▸ Goal of the exercise: Find the lines containing the word "this" and copy every one of them.

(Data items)
◆ ◆ ◆ ◆ ◆ ◆ ◆

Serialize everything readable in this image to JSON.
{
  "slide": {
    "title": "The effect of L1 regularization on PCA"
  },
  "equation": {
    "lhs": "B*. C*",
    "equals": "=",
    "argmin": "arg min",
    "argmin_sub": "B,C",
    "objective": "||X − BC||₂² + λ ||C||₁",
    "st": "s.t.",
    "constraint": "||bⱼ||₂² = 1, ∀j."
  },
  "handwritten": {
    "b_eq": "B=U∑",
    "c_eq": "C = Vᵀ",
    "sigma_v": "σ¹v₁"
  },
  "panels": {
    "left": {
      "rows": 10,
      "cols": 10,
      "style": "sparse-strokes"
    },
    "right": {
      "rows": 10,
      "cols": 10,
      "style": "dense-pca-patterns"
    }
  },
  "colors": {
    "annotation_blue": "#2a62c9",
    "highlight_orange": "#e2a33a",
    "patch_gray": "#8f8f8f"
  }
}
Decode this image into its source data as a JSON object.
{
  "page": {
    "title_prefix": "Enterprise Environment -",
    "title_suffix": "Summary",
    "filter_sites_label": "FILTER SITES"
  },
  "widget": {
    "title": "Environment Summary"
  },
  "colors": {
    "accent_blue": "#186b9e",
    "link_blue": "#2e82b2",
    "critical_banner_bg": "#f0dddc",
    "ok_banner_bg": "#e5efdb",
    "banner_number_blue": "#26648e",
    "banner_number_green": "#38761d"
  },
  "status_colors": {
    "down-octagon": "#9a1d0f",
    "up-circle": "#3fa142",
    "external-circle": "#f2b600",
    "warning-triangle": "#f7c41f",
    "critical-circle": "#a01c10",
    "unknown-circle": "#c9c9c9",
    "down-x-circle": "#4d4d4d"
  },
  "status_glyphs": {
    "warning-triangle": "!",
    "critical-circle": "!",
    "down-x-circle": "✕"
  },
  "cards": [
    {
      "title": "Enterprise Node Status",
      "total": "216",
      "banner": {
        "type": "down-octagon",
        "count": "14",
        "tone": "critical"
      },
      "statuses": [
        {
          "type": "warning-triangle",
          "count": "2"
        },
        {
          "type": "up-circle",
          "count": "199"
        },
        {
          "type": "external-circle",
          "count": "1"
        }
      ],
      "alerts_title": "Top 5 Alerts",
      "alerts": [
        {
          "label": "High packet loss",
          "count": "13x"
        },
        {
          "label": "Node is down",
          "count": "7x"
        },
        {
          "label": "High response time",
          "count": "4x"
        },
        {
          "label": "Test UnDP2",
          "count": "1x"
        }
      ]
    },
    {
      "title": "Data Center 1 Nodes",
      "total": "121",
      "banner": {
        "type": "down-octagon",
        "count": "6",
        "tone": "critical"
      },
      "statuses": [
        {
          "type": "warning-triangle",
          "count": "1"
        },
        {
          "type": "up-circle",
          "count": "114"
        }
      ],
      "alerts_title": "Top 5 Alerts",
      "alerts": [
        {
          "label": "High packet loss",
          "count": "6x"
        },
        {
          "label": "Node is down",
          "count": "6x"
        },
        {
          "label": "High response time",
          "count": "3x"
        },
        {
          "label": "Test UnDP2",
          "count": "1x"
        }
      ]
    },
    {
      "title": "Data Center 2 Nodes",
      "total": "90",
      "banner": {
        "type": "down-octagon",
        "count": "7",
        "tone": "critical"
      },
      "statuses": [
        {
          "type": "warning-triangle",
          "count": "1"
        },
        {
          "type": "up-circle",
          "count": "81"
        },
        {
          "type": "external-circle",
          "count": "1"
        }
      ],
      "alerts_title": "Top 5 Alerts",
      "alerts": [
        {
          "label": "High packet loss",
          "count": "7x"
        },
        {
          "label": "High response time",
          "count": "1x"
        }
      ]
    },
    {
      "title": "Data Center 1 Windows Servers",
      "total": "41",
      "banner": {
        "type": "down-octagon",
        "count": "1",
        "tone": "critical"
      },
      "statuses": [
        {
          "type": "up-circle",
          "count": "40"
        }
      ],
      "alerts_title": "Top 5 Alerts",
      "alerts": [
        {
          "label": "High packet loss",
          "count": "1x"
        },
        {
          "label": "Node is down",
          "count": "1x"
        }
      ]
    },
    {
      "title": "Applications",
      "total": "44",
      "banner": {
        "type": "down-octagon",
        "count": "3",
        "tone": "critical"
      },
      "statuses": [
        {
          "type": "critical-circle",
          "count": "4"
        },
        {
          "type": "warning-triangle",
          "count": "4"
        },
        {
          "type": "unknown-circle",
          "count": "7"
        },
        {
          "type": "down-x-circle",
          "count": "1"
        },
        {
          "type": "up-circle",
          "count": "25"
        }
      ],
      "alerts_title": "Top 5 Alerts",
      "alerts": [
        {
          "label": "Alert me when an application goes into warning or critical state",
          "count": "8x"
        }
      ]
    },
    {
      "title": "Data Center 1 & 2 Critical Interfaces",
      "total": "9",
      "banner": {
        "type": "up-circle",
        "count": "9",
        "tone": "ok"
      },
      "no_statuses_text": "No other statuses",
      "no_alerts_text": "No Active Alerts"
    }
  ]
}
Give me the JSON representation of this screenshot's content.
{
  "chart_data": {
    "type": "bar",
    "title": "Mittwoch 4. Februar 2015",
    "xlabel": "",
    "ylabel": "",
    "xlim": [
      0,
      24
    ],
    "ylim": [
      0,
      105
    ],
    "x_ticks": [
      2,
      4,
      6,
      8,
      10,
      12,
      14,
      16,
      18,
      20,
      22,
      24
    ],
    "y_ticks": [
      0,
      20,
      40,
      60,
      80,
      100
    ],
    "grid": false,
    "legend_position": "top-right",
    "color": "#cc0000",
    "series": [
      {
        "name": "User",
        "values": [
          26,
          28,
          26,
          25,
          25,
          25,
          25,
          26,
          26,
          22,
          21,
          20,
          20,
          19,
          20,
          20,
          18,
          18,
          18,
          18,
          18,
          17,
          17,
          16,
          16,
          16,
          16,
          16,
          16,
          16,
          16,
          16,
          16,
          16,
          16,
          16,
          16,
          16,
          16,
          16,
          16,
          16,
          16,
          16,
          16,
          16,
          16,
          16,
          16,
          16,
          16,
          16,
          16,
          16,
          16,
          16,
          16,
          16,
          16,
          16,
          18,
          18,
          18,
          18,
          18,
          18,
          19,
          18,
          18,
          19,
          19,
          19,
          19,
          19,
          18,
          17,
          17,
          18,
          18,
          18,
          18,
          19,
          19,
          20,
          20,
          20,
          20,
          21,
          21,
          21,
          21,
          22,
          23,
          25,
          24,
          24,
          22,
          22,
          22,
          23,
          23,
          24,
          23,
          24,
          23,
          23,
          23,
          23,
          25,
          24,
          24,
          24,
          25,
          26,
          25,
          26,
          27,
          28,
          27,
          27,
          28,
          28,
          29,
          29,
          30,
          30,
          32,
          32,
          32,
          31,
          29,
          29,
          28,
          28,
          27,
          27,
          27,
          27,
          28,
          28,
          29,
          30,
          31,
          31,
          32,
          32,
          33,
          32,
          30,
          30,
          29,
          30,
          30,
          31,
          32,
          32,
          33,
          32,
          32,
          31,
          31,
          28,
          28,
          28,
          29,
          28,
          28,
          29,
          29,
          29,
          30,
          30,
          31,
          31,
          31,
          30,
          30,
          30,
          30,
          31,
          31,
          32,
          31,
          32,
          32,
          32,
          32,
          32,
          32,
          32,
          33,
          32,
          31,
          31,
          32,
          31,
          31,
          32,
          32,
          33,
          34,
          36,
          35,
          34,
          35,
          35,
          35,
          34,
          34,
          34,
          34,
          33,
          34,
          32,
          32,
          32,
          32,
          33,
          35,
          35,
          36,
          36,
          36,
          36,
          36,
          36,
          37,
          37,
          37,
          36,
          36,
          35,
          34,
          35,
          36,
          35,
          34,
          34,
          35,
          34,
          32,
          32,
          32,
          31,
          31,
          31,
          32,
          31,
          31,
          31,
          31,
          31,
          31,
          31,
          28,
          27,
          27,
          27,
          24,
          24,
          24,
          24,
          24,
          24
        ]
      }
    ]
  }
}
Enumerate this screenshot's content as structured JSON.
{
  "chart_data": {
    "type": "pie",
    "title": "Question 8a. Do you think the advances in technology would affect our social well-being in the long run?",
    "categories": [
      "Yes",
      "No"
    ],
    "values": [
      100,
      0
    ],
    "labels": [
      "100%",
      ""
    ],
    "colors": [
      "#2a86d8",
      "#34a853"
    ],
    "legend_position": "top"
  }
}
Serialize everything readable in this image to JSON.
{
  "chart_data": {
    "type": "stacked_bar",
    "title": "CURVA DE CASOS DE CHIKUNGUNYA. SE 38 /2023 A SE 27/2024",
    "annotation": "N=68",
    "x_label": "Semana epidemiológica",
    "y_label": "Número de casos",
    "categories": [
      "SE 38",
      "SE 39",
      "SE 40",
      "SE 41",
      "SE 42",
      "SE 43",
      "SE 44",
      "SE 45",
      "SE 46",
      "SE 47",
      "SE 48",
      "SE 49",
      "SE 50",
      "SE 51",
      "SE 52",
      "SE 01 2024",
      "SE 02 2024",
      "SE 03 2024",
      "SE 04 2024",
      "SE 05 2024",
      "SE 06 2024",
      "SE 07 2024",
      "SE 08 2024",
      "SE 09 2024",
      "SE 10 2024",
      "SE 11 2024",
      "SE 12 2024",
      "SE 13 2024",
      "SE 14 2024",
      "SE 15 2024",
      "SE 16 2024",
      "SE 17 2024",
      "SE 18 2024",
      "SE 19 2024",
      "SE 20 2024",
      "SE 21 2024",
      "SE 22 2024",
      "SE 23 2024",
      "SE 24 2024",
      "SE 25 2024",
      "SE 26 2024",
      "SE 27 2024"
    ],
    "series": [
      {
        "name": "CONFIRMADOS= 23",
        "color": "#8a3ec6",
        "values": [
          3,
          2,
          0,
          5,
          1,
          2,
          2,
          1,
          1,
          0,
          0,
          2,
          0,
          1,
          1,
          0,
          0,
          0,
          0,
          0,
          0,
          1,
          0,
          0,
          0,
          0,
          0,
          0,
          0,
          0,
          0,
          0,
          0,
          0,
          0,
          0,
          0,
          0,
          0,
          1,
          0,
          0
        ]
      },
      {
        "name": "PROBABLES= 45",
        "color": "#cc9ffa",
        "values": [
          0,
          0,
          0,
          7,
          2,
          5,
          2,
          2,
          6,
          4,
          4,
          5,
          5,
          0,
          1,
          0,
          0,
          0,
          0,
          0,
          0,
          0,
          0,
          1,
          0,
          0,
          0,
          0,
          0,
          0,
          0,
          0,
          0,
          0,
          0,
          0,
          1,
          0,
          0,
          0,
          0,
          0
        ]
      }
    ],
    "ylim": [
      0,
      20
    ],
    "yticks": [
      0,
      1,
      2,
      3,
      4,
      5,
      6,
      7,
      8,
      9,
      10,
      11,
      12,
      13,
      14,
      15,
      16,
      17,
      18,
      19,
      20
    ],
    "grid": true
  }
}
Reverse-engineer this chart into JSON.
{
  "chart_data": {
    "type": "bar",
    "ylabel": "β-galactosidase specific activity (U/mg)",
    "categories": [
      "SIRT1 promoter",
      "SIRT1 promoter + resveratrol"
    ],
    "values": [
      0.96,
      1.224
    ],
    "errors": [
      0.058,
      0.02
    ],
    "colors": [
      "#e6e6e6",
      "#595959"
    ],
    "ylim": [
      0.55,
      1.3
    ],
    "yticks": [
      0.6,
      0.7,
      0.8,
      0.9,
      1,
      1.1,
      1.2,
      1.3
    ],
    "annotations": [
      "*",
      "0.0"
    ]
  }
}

◆ ◆ ◆ ◆ ◆ ◆ ◆

▸ Finished answer:
Serialize everything readable in this image to JSON.
Decode this image into its source data as a JSON object.
Give me the JSON representation of this screenshot's content.
Enumerate this screenshot's content as structured JSON.
Serialize everything readable in this image to JSON.
Reverse-engineer this chart into JSON.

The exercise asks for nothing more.